*DATA FOR THIS EXERCISE*.
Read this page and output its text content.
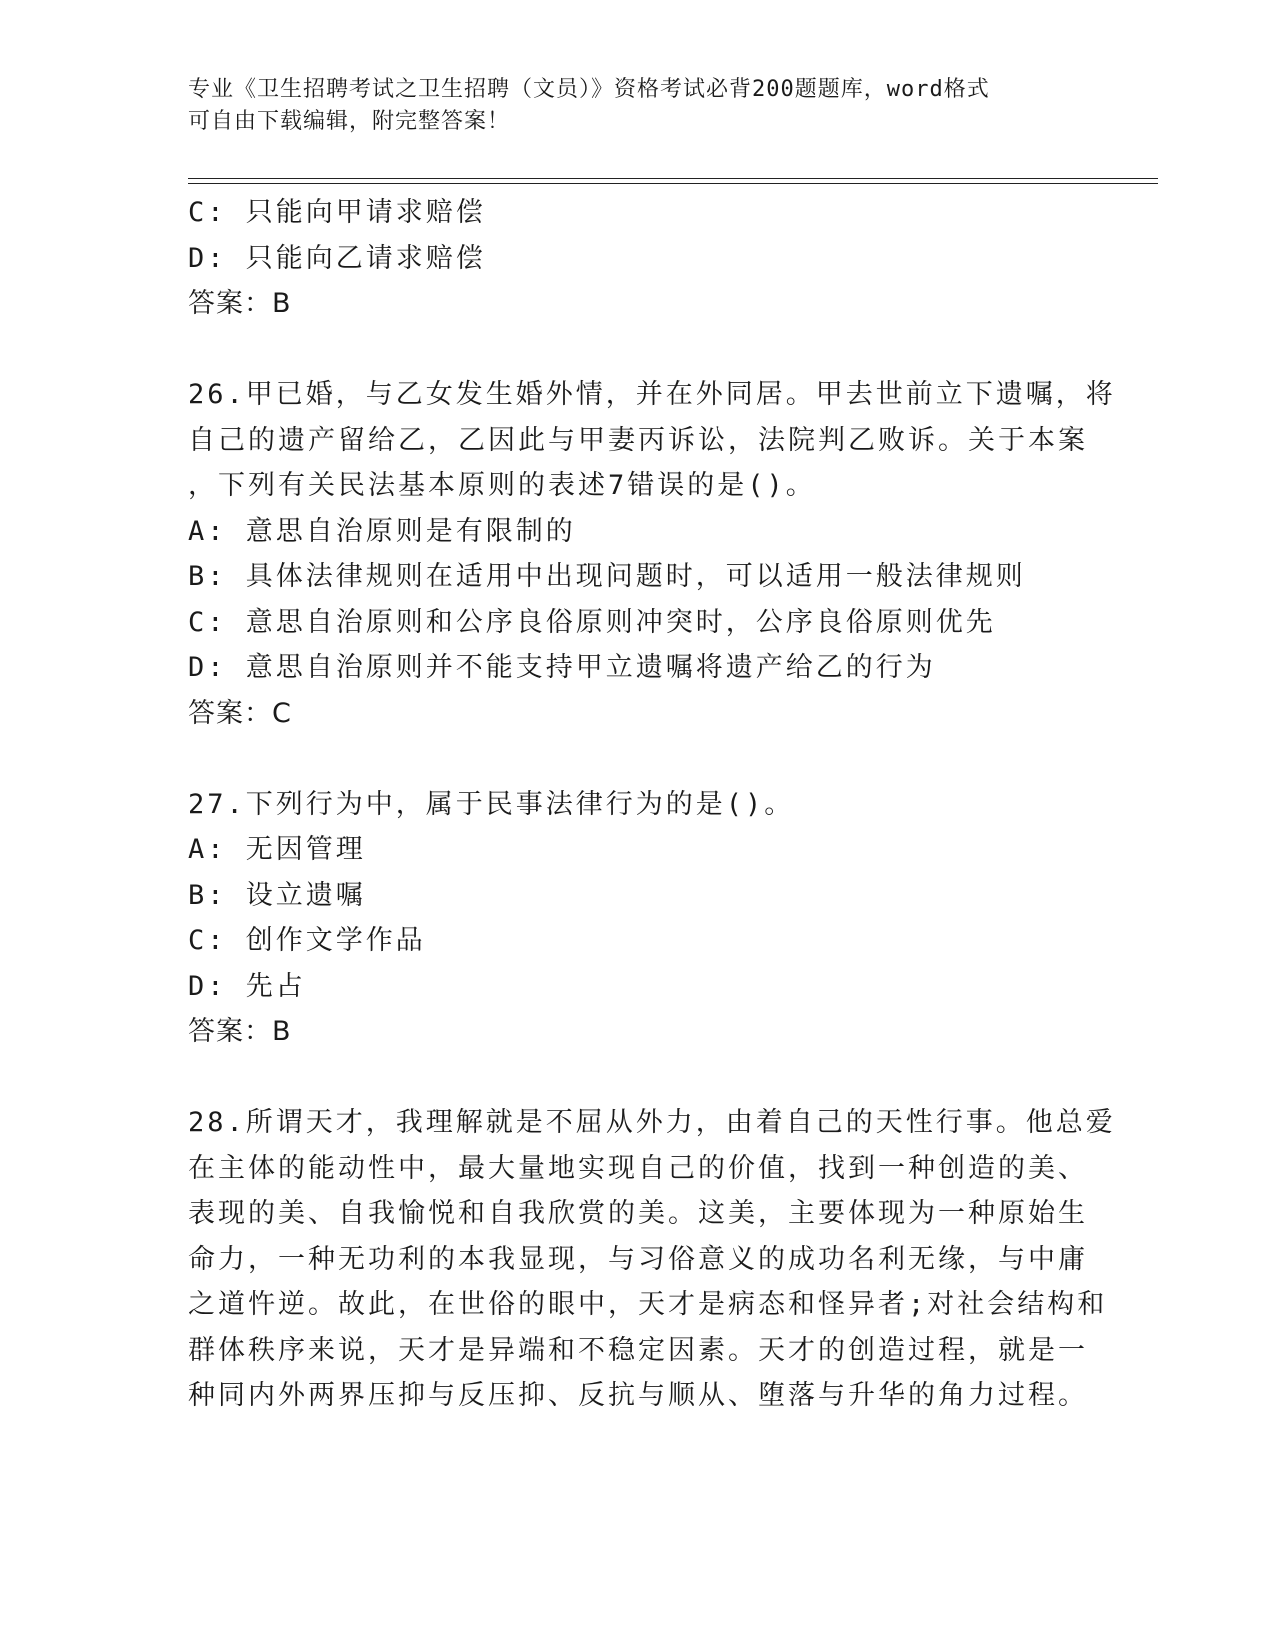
专业《卫生招聘考试之卫生招聘（文员）》资格考试必背200题题库，word格式
可自由下载编辑，附完整答案！
C: 只能向甲请求赔偿
D: 只能向乙请求赔偿
答案：B
26.甲已婚，与乙女发生婚外情，并在外同居。甲去世前立下遗嘱，将
自己的遗产留给乙，乙因此与甲妻丙诉讼，法院判乙败诉。关于本案
，下列有关民法基本原则的表述7错误的是()。
A: 意思自治原则是有限制的
B: 具体法律规则在适用中出现问题时，可以适用一般法律规则
C: 意思自治原则和公序良俗原则冲突时，公序良俗原则优先
D: 意思自治原则并不能支持甲立遗嘱将遗产给乙的行为
答案：C
27.下列行为中，属于民事法律行为的是()。
A: 无因管理
B: 设立遗嘱
C: 创作文学作品
D: 先占
答案：B
28.所谓天才，我理解就是不屈从外力，由着自己的天性行事。他总爱
在主体的能动性中，最大量地实现自己的价值，找到一种创造的美、
表现的美、自我愉悦和自我欣赏的美。这美，主要体现为一种原始生
命力，一种无功利的本我显现，与习俗意义的成功名利无缘，与中庸
之道忤逆。故此，在世俗的眼中，天才是病态和怪异者;对社会结构和
群体秩序来说，天才是异端和不稳定因素。天才的创造过程，就是一
种同内外两界压抑与反压抑、反抗与顺从、堕落与升华的角力过程。
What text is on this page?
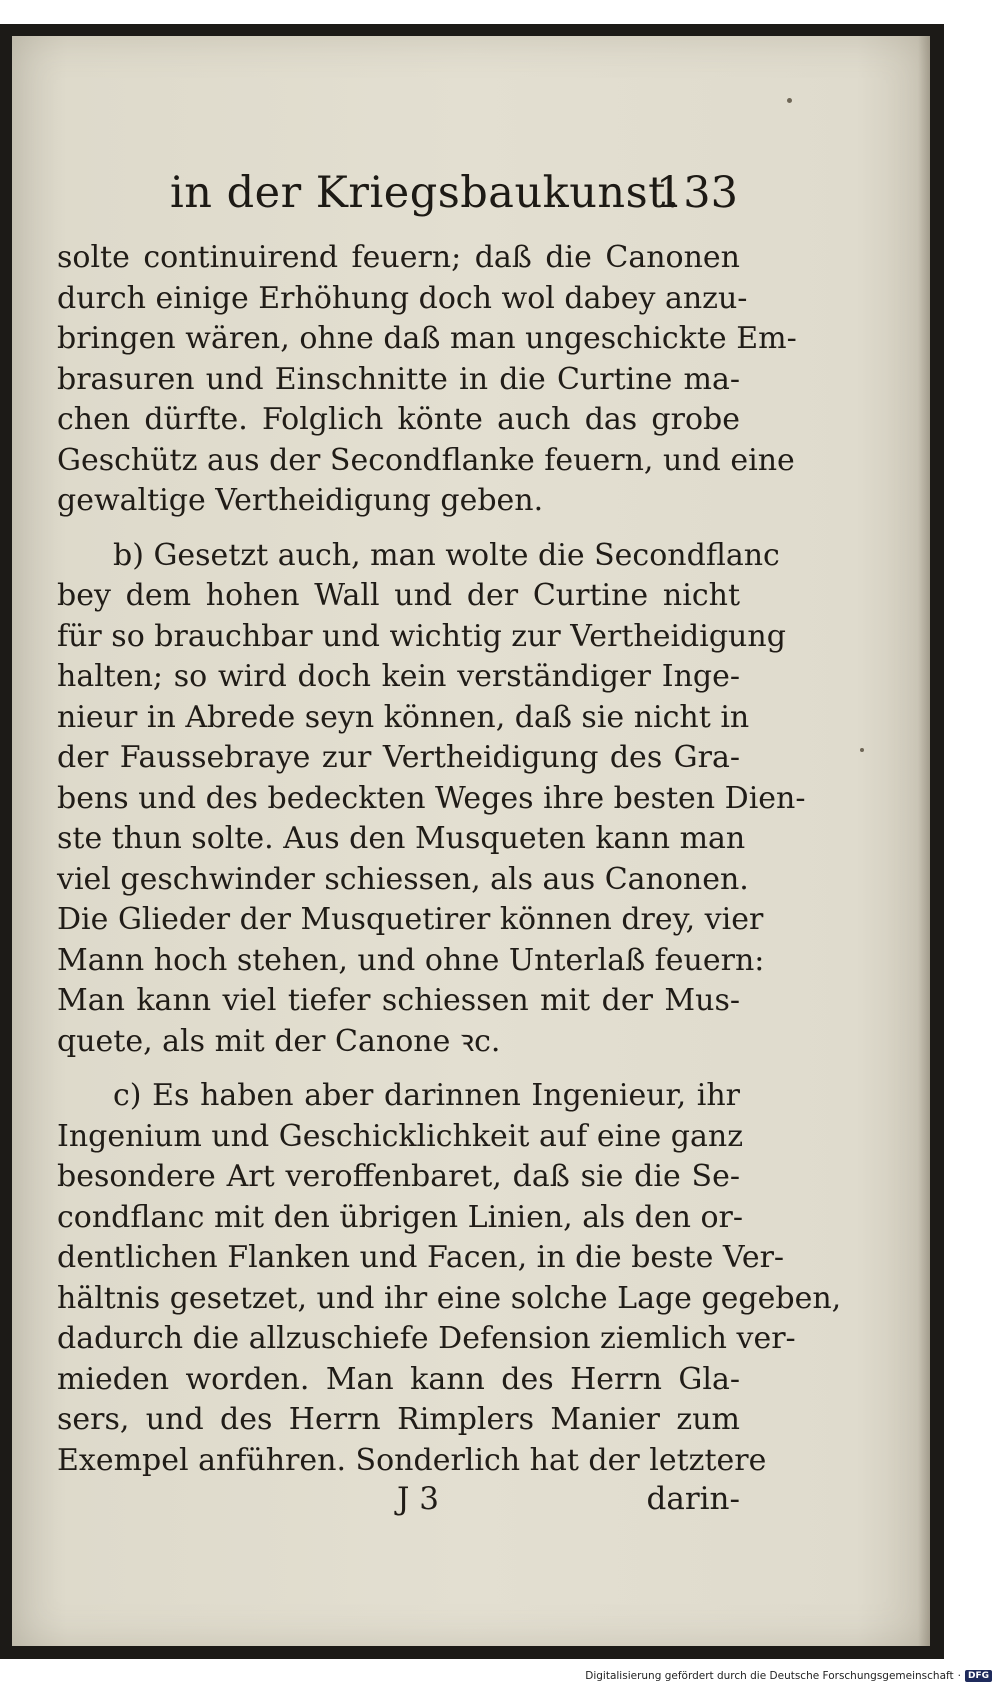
in der Kriegsbaukunst.
133
solte continuirend feuern; daß die Canonen
durch einige Erhöhung doch wol dabey anzu-
bringen wären, ohne daß man ungeschickte Em-
brasuren und Einschnitte in die Curtine ma-
chen dürfte. Folglich könte auch das grobe
Geschütz aus der Secondflanke feuern, und eine
gewaltige Vertheidigung geben.
b) Gesetzt auch, man wolte die Secondflanc
bey dem hohen Wall und der Curtine nicht
für so brauchbar und wichtig zur Vertheidigung
halten; so wird doch kein verständiger Inge-
nieur in Abrede seyn können, daß sie nicht in
der Faussebraye zur Vertheidigung des Gra-
bens und des bedeckten Weges ihre besten Dien-
ste thun solte. Aus den Musqueten kann man
viel geschwinder schiessen, als aus Canonen.
Die Glieder der Musquetirer können drey, vier
Mann hoch stehen, und ohne Unterlaß feuern:
Man kann viel tiefer schiessen mit der Mus-
quete, als mit der Canone ꝛc.
c) Es haben aber darinnen Ingenieur, ihr
Ingenium und Geschicklichkeit auf eine ganz
besondere Art veroffenbaret, daß sie die Se-
condflanc mit den übrigen Linien, als den or-
dentlichen Flanken und Facen, in die beste Ver-
hältnis gesetzet, und ihr eine solche Lage gegeben,
dadurch die allzuschiefe Defension ziemlich ver-
mieden worden. Man kann des Herrn Gla-
sers, und des Herrn Rimplers Manier zum
Exempel anführen. Sonderlich hat der letztere
J 3	darin-
Digitalisierung gefördert durch die Deutsche Forschungsgemeinschaft · DFG
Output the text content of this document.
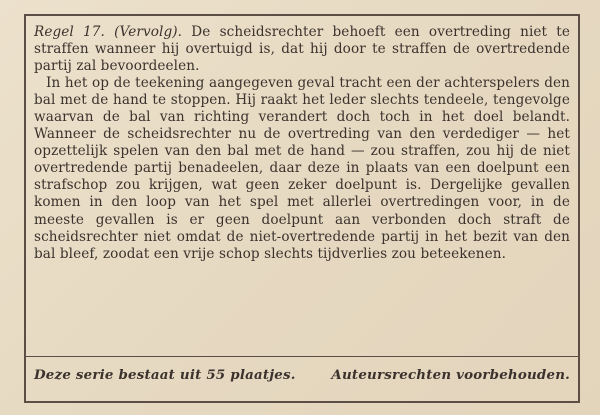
Regel 17. (Vervolg). De scheidsrechter behoeft een overtreding niet te straffen wanneer hij overtuigd is, dat hij door te straffen de overtredende partij zal bevoordeelen.

In het op de teekening aangegeven geval tracht een der achterspelers den bal met de hand te stoppen. Hij raakt het leder slechts tendeele, tengevolge waarvan de bal van richting verandert doch toch in het doel belandt. Wanneer de scheidsrechter nu de overtreding van den verdediger — het opzettelijk spelen van den bal met de hand — zou straffen, zou hij de niet overtredende partij benadeelen, daar deze in plaats van een doelpunt een strafschop zou krijgen, wat geen zeker doelpunt is. Dergelijke gevallen komen in den loop van het spel met allerlei overtredingen voor, in de meeste gevallen is er geen doelpunt aan verbonden doch straft de scheidsrechter niet omdat de niet-overtredende partij in het bezit van den bal bleef, zoodat een vrije schop slechts tijdverlies zou beteekenen.

Deze serie bestaat uit 55 plaatjes.	Auteursrechten voorbehouden.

*EXERCISE BRIEF*. Reproduce every entry word for word, but omit the pictures.

*OUTPUT*.
Read this page and output its text content.
专业《卫生招聘考试之卫生招聘（文员）》资格考试必背200题题库，word格式
可自由下载编辑，附完整答案！
C: 只能向甲请求赔偿
D: 只能向乙请求赔偿
答案：B
26.甲已婚，与乙女发生婚外情，并在外同居。甲去世前立下遗嘱，将
自己的遗产留给乙，乙因此与甲妻丙诉讼，法院判乙败诉。关于本案
，下列有关民法基本原则的表述7错误的是()。
A: 意思自治原则是有限制的
B: 具体法律规则在适用中出现问题时，可以适用一般法律规则
C: 意思自治原则和公序良俗原则冲突时，公序良俗原则优先
D: 意思自治原则并不能支持甲立遗嘱将遗产给乙的行为
答案：C
27.下列行为中，属于民事法律行为的是()。
A: 无因管理
B: 设立遗嘱
C: 创作文学作品
D: 先占
答案：B
28.所谓天才，我理解就是不屈从外力，由着自己的天性行事。他总爱
在主体的能动性中，最大量地实现自己的价值，找到一种创造的美、
表现的美、自我愉悦和自我欣赏的美。这美，主要体现为一种原始生
命力，一种无功利的本我显现，与习俗意义的成功名利无缘，与中庸
之道忤逆。故此，在世俗的眼中，天才是病态和怪异者;对社会结构和
群体秩序来说，天才是异端和不稳定因素。天才的创造过程，就是一
种同内外两界压抑与反压抑、反抗与顺从、堕落与升华的角力过程。
What text is on this page?
in der Kriegsbaukunst.
133
solte continuirend feuern; daß die Canonen
durch einige Erhöhung doch wol dabey anzu-
bringen wären, ohne daß man ungeschickte Em-
brasuren und Einschnitte in die Curtine ma-
chen dürfte. Folglich könte auch das grobe
Geschütz aus der Secondflanke feuern, und eine
gewaltige Vertheidigung geben.
b) Gesetzt auch, man wolte die Secondflanc
bey dem hohen Wall und der Curtine nicht
für so brauchbar und wichtig zur Vertheidigung
halten; so wird doch kein verständiger Inge-
nieur in Abrede seyn können, daß sie nicht in
der Faussebraye zur Vertheidigung des Gra-
bens und des bedeckten Weges ihre besten Dien-
ste thun solte. Aus den Musqueten kann man
viel geschwinder schiessen, als aus Canonen.
Die Glieder der Musquetirer können drey, vier
Mann hoch stehen, und ohne Unterlaß feuern:
Man kann viel tiefer schiessen mit der Mus-
quete, als mit der Canone ꝛc.
c) Es haben aber darinnen Ingenieur, ihr
Ingenium und Geschicklichkeit auf eine ganz
besondere Art veroffenbaret, daß sie die Se-
condflanc mit den übrigen Linien, als den or-
dentlichen Flanken und Facen, in die beste Ver-
hältnis gesetzet, und ihr eine solche Lage gegeben,
dadurch die allzuschiefe Defension ziemlich ver-
mieden worden. Man kann des Herrn Gla-
sers, und des Herrn Rimplers Manier zum
Exempel anführen. Sonderlich hat der letztere
J 3	darin-
Digitalisierung gefördert durch die Deutsche Forschungsgemeinschaft · DFG
Output the text content of this document.
Regel 17. (Vervolg). De scheidsrechter behoeft een overtreding niet te straffen wanneer hij overtuigd is, dat hij door te straffen de overtredende partij zal bevoordeelen.

In het op de teekening aangegeven geval tracht een der achterspelers den bal met de hand te stoppen. Hij raakt het leder slechts tendeele, tengevolge waarvan de bal van richting verandert doch toch in het doel belandt. Wanneer de scheidsrechter nu de overtreding van den verdediger — het opzettelijk spelen van den bal met de hand — zou straffen, zou hij de niet overtredende partij benadeelen, daar deze in plaats van een doelpunt een strafschop zou krijgen, wat geen zeker doelpunt is. Dergelijke gevallen komen in den loop van het spel met allerlei overtredingen voor, in de meeste gevallen is er geen doelpunt aan verbonden doch straft de scheidsrechter niet omdat de niet-overtredende partij in het bezit van den bal bleef, zoodat een vrije schop slechts tijdverlies zou beteekenen.

Deze serie bestaat uit 55 plaatjes.	Auteursrechten voorbehouden.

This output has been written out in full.